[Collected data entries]
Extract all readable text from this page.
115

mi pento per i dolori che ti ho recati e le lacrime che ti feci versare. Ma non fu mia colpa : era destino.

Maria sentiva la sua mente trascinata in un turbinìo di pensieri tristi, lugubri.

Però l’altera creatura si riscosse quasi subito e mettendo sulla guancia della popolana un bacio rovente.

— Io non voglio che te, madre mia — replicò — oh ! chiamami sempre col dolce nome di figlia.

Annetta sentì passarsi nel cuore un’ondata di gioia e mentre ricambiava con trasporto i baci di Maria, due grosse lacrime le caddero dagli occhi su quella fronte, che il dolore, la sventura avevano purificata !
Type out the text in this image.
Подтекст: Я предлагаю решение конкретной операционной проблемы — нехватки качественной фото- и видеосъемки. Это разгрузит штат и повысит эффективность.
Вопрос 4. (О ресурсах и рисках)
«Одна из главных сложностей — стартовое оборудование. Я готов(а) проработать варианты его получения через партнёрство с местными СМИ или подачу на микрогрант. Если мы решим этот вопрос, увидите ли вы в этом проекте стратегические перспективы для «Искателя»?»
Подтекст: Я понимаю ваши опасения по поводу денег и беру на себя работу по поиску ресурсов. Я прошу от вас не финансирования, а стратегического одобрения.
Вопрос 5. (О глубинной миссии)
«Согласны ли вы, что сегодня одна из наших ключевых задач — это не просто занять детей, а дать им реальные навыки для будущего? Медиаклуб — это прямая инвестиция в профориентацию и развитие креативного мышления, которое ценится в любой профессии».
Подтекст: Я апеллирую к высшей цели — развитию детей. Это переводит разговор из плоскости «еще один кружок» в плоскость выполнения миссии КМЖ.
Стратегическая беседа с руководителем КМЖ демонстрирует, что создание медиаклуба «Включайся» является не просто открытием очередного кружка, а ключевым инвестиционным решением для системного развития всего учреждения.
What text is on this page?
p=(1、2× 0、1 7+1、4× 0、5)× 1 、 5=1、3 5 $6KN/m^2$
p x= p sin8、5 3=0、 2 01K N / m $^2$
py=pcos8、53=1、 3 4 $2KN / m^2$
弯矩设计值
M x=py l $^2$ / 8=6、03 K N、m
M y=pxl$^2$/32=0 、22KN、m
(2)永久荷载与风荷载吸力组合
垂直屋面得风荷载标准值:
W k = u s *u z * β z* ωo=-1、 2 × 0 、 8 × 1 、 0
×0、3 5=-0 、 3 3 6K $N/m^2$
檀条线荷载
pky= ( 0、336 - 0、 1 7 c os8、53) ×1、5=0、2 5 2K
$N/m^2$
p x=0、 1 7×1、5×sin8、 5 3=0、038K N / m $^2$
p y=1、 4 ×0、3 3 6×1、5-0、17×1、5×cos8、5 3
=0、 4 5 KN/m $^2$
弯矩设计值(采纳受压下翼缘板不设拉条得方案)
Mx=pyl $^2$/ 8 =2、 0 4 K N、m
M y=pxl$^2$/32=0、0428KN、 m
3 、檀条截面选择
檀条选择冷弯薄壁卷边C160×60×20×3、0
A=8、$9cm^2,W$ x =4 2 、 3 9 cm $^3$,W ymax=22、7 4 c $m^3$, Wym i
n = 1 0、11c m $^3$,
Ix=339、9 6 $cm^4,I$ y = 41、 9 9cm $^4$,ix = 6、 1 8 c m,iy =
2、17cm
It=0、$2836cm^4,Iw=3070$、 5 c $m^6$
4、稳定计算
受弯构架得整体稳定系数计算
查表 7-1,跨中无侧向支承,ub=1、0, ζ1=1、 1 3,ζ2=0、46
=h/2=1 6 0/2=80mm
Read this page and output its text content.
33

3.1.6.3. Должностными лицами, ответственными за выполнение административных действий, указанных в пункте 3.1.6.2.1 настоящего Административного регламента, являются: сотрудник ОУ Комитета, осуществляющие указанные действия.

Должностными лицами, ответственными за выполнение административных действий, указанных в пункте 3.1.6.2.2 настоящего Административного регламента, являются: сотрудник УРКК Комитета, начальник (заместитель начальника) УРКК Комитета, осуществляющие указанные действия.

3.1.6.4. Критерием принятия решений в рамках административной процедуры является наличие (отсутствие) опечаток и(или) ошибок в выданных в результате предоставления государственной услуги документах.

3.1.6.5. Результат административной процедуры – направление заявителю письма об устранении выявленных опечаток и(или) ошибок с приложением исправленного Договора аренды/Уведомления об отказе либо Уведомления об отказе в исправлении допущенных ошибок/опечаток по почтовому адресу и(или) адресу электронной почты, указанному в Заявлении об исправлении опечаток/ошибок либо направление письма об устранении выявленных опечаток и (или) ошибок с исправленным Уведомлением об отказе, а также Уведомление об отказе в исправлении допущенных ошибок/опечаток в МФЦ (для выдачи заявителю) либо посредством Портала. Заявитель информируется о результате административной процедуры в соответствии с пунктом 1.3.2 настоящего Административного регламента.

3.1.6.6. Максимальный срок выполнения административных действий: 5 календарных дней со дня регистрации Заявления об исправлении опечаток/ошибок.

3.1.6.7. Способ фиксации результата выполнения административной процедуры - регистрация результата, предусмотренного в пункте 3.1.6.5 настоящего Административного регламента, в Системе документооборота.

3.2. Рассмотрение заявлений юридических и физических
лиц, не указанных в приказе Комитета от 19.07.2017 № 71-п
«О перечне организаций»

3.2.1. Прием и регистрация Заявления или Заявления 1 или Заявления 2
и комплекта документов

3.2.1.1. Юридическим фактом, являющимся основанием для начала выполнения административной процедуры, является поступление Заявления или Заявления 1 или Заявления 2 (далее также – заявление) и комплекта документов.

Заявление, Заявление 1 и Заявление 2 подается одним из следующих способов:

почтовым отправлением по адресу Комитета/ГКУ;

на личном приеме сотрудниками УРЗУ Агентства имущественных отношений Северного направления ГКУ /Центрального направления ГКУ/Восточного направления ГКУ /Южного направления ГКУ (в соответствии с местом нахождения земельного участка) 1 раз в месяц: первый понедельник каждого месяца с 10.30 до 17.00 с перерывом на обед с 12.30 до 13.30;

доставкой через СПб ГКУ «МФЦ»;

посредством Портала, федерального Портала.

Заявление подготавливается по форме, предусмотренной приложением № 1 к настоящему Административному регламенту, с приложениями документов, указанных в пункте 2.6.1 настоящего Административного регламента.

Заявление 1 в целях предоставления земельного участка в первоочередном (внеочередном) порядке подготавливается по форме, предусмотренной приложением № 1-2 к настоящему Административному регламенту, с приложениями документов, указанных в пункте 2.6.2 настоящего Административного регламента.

#### EXERCISE AIM
Above are some records; extract every one of them exactly.

#### SOLUTION FOR THIS TASK
Extract all readable text from this page.
115

mi pento per i dolori che ti ho recati e le lacrime che ti feci versare. Ma non fu mia colpa : era destino.

Maria sentiva la sua mente trascinata in un turbinìo di pensieri tristi, lugubri.

Però l’altera creatura si riscosse quasi subito e mettendo sulla guancia della popolana un bacio rovente.

— Io non voglio che te, madre mia — replicò — oh ! chiamami sempre col dolce nome di figlia.

Annetta sentì passarsi nel cuore un’ondata di gioia e mentre ricambiava con trasporto i baci di Maria, due grosse lacrime le caddero dagli occhi su quella fronte, che il dolore, la sventura avevano purificata !
Type out the text in this image.
Подтекст: Я предлагаю решение конкретной операционной проблемы — нехватки качественной фото- и видеосъемки. Это разгрузит штат и повысит эффективность.
Вопрос 4. (О ресурсах и рисках)
«Одна из главных сложностей — стартовое оборудование. Я готов(а) проработать варианты его получения через партнёрство с местными СМИ или подачу на микрогрант. Если мы решим этот вопрос, увидите ли вы в этом проекте стратегические перспективы для «Искателя»?»
Подтекст: Я понимаю ваши опасения по поводу денег и беру на себя работу по поиску ресурсов. Я прошу от вас не финансирования, а стратегического одобрения.
Вопрос 5. (О глубинной миссии)
«Согласны ли вы, что сегодня одна из наших ключевых задач — это не просто занять детей, а дать им реальные навыки для будущего? Медиаклуб — это прямая инвестиция в профориентацию и развитие креативного мышления, которое ценится в любой профессии».
Подтекст: Я апеллирую к высшей цели — развитию детей. Это переводит разговор из плоскости «еще один кружок» в плоскость выполнения миссии КМЖ.
Стратегическая беседа с руководителем КМЖ демонстрирует, что создание медиаклуба «Включайся» является не просто открытием очередного кружка, а ключевым инвестиционным решением для системного развития всего учреждения.
What text is on this page?
p=(1、2× 0、1 7+1、4× 0、5)× 1 、 5=1、3 5 $6KN/m^2$
p x= p sin8、5 3=0、 2 01K N / m $^2$
py=pcos8、53=1、 3 4 $2KN / m^2$
弯矩设计值
M x=py l $^2$ / 8=6、03 K N、m
M y=pxl$^2$/32=0 、22KN、m
(2)永久荷载与风荷载吸力组合
垂直屋面得风荷载标准值:
W k = u s *u z * β z* ωo=-1、 2 × 0 、 8 × 1 、 0
×0、3 5=-0 、 3 3 6K $N/m^2$
檀条线荷载
pky= ( 0、336 - 0、 1 7 c os8、53) ×1、5=0、2 5 2K
$N/m^2$
p x=0、 1 7×1、5×sin8、 5 3=0、038K N / m $^2$
p y=1、 4 ×0、3 3 6×1、5-0、17×1、5×cos8、5 3
=0、 4 5 KN/m $^2$
弯矩设计值(采纳受压下翼缘板不设拉条得方案)
Mx=pyl $^2$/ 8 =2、 0 4 K N、m
M y=pxl$^2$/32=0、0428KN、 m
3 、檀条截面选择
檀条选择冷弯薄壁卷边C160×60×20×3、0
A=8、$9cm^2,W$ x =4 2 、 3 9 cm $^3$,W ymax=22、7 4 c $m^3$, Wym i
n = 1 0、11c m $^3$,
Ix=339、9 6 $cm^4,I$ y = 41、 9 9cm $^4$,ix = 6、 1 8 c m,iy =
2、17cm
It=0、$2836cm^4,Iw=3070$、 5 c $m^6$
4、稳定计算
受弯构架得整体稳定系数计算
查表 7-1,跨中无侧向支承,ub=1、0, ζ1=1、 1 3,ζ2=0、46
=h/2=1 6 0/2=80mm
Read this page and output its text content.
33

3.1.6.3. Должностными лицами, ответственными за выполнение административных действий, указанных в пункте 3.1.6.2.1 настоящего Административного регламента, являются: сотрудник ОУ Комитета, осуществляющие указанные действия.

Должностными лицами, ответственными за выполнение административных действий, указанных в пункте 3.1.6.2.2 настоящего Административного регламента, являются: сотрудник УРКК Комитета, начальник (заместитель начальника) УРКК Комитета, осуществляющие указанные действия.

3.1.6.4. Критерием принятия решений в рамках административной процедуры является наличие (отсутствие) опечаток и(или) ошибок в выданных в результате предоставления государственной услуги документах.

3.1.6.5. Результат административной процедуры – направление заявителю письма об устранении выявленных опечаток и(или) ошибок с приложением исправленного Договора аренды/Уведомления об отказе либо Уведомления об отказе в исправлении допущенных ошибок/опечаток по почтовому адресу и(или) адресу электронной почты, указанному в Заявлении об исправлении опечаток/ошибок либо направление письма об устранении выявленных опечаток и (или) ошибок с исправленным Уведомлением об отказе, а также Уведомление об отказе в исправлении допущенных ошибок/опечаток в МФЦ (для выдачи заявителю) либо посредством Портала. Заявитель информируется о результате административной процедуры в соответствии с пунктом 1.3.2 настоящего Административного регламента.

3.1.6.6. Максимальный срок выполнения административных действий: 5 календарных дней со дня регистрации Заявления об исправлении опечаток/ошибок.

3.1.6.7. Способ фиксации результата выполнения административной процедуры - регистрация результата, предусмотренного в пункте 3.1.6.5 настоящего Административного регламента, в Системе документооборота.

3.2. Рассмотрение заявлений юридических и физических
лиц, не указанных в приказе Комитета от 19.07.2017 № 71-п
«О перечне организаций»

3.2.1. Прием и регистрация Заявления или Заявления 1 или Заявления 2
и комплекта документов

3.2.1.1. Юридическим фактом, являющимся основанием для начала выполнения административной процедуры, является поступление Заявления или Заявления 1 или Заявления 2 (далее также – заявление) и комплекта документов.

Заявление, Заявление 1 и Заявление 2 подается одним из следующих способов:

почтовым отправлением по адресу Комитета/ГКУ;

на личном приеме сотрудниками УРЗУ Агентства имущественных отношений Северного направления ГКУ /Центрального направления ГКУ/Восточного направления ГКУ /Южного направления ГКУ (в соответствии с местом нахождения земельного участка) 1 раз в месяц: первый понедельник каждого месяца с 10.30 до 17.00 с перерывом на обед с 12.30 до 13.30;

доставкой через СПб ГКУ «МФЦ»;

посредством Портала, федерального Портала.

Заявление подготавливается по форме, предусмотренной приложением № 1 к настоящему Административному регламенту, с приложениями документов, указанных в пункте 2.6.1 настоящего Административного регламента.

Заявление 1 в целях предоставления земельного участка в первоочередном (внеочередном) порядке подготавливается по форме, предусмотренной приложением № 1-2 к настоящему Административному регламенту, с приложениями документов, указанных в пункте 2.6.2 настоящего Административного регламента.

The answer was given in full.